**Short exercise:**
Check every line of the material below for the string "движения", and return the ones that have it.

**Extracted records:**
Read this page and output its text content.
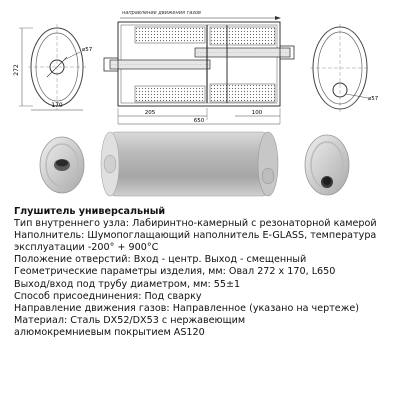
272
170
⌀57
направление движения газов
205	100
650
⌀57
Глушитель универсальный
Тип внутреннего узла: Лабиринтно-камерный с резонаторной камерой
Наполнитель: Шумопоглащающий наполнитель E-GLASS, температура
эксплуатации -200° + 900°C
Положение отверстий: Вход - центр. Выход - смещенный
Геометрические параметры изделия, мм: Овал 272 х 170, L650
Выход/вход под трубу диаметром, мм: 55±1
Способ присоеднинения: Под сварку
Направление движения газов: Направленное (указано на чертеже)
Материал: Сталь DX52/DX53 с нержавеющим
алюмокремниевым покрытием AS120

**Response:**
направление движения газов
Направление движения газов: Направленное (указано на чертеже)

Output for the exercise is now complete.